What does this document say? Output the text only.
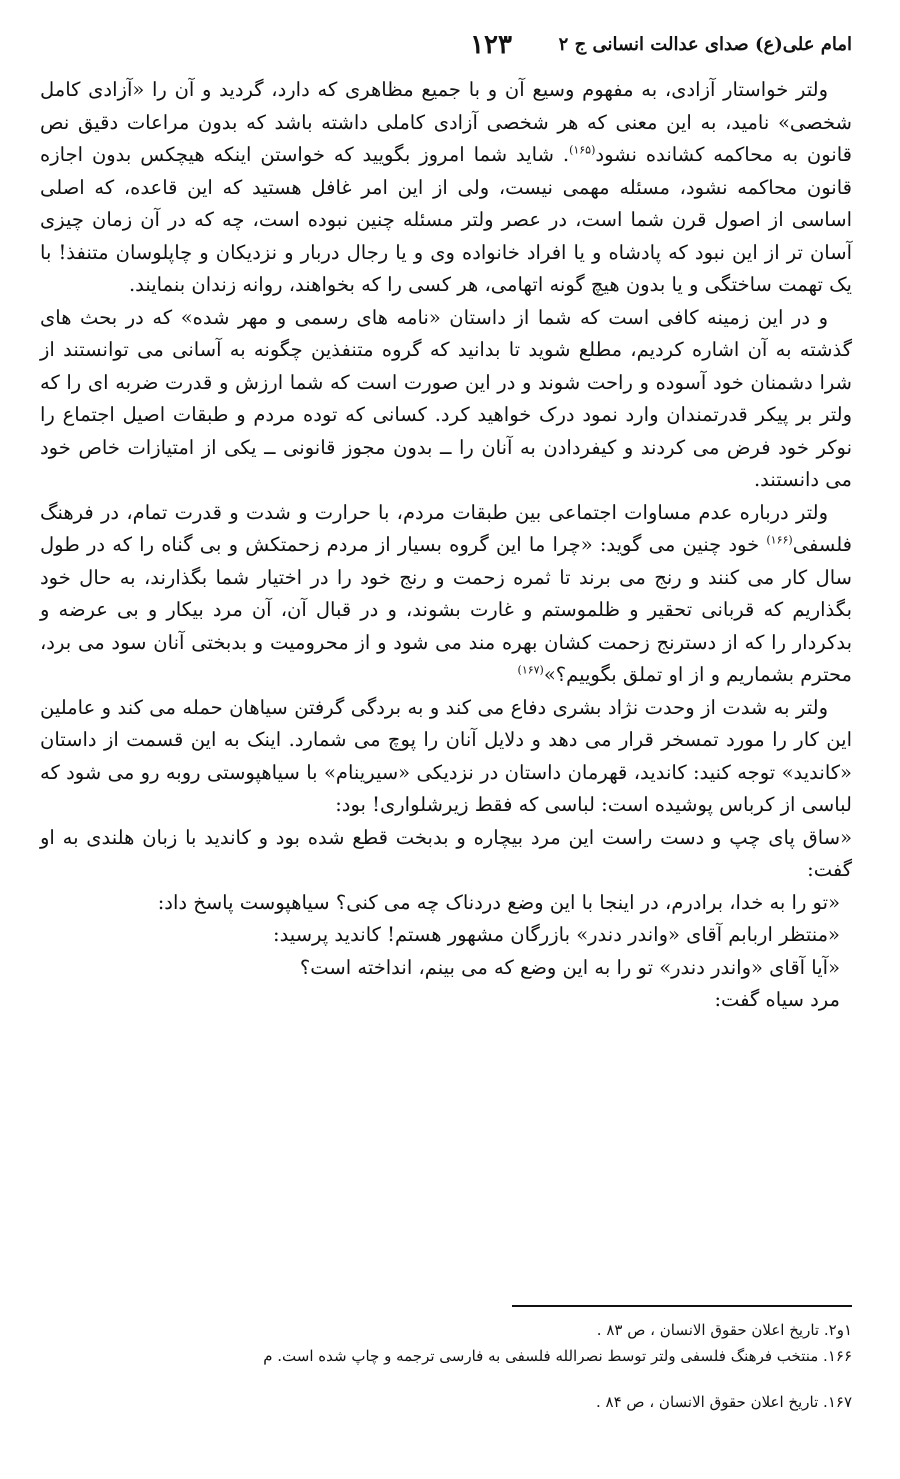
امام علی(ع) صدای عدالت انسانی ج ۲
۱۲۳

ولتر خواستار آزادی، به مفهوم وسیع آن و با جمیع مظاهری که دارد، گردید و آن را «آزادی کامل شخصی» نامید، به این معنی که هر شخصی آزادی کاملی داشته باشد که بدون مراعات دقیق نص قانون به محاکمه کشانده نشود$^{(۱۶۵)}$. شاید شما امروز بگویید که خواستن اینکه هیچکس بدون اجازه قانون محاکمه نشود، مسئله مهمی نیست، ولی از این امر غافل هستید که این قاعده، که اصلی اساسی از اصول قرن شما است، در عصر ولتر مسئله چنین نبوده است، چه که در آن زمان چیزی آسان تر از این نبود که پادشاه و یا افراد خانواده وی و یا رجال دربار و نزدیکان و چاپلوسان متنفذ! با یک تهمت ساختگی و یا بدون هیچ گونه اتهامی، هر کسی را که بخواهند، روانه زندان بنمایند.

و در این زمینه کافی است که شما از داستان «نامه های رسمی و مهر شده» که در بحث های گذشته به آن اشاره کردیم، مطلع شوید تا بدانید که گروه متنفذین چگونه به آسانی می توانستند از شرا دشمنان خود آسوده و راحت شوند و در این صورت است که شما ارزش و قدرت ضربه ای را که ولتر بر پیکر قدرتمندان وارد نمود درک خواهید کرد. کسانی که توده مردم و طبقات اصیل اجتماع را نوکر خود فرض می کردند و کیفردادن به آنان را ــ بدون مجوز قانونی ــ یکی از امتیازات خاص خود می دانستند.

ولتر درباره عدم مساوات اجتماعی بین طبقات مردم، با حرارت و شدت و قدرت تمام، در فرهنگ فلسفی$^{(۱۶۶)}$ خود چنین می گوید: «چرا ما این گروه بسیار از مردم زحمتکش و بی گناه را که در طول سال کار می کنند و رنج می برند تا ثمره زحمت و رنج خود را در اختیار شما بگذارند، به حال خود بگذاریم که قربانی تحقیر و ظلموستم و غارت بشوند، و در قبال آن، آن مرد بیکار و بی عرضه و بدکردار را که از دسترنج زحمت کشان بهره مند می شود و از محرومیت و بدبختی آنان سود می برد، محترم بشماریم و از او تملق بگوییم؟»$^{(۱۶۷)}$

ولتر به شدت از وحدت نژاد بشری دفاع می کند و به بردگی گرفتن سیاهان حمله می کند و عاملین این کار را مورد تمسخر قرار می دهد و دلایل آنان را پوچ می شمارد. اینک به این قسمت از داستان «کاندید» توجه کنید: کاندید، قهرمان داستان در نزدیکی «سیرینام» با سیاهپوستی روبه رو می شود که لباسی از کرباس پوشیده است: لباسی که فقط زیرشلواری! بود:

«ساق پای چپ و دست راست این مرد بیچاره و بدبخت قطع شده بود و کاندید با زبان هلندی به او گفت:

«تو را به خدا، برادرم، در اینجا با این وضع دردناک چه می کنی؟ سیاهپوست پاسخ داد:

«منتظر اربابم آقای «واندر دندر» بازرگان مشهور هستم! کاندید پرسید:

«آیا آقای «واندر دندر» تو را به این وضع که می بینم، انداخته است؟

مرد سیاه گفت:

۱و۲. تاریخ اعلان حقوق الانسان ، ص ۸۳ .

۱۶۶. منتخب فرهنگ فلسفی ولتر توسط نصرالله فلسفی به فارسی ترجمه و چاپ شده است. م

۱۶۷. تاریخ اعلان حقوق الانسان ، ص ۸۴ .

===

→ The exercise
From the entries above, select each line containing the string "تاریخ".

→ Result for this exercise
۱و۲. تاریخ اعلان حقوق الانسان ، ص ۸۳ .
۱۶۷. تاریخ اعلان حقوق الانسان ، ص ۸۴ .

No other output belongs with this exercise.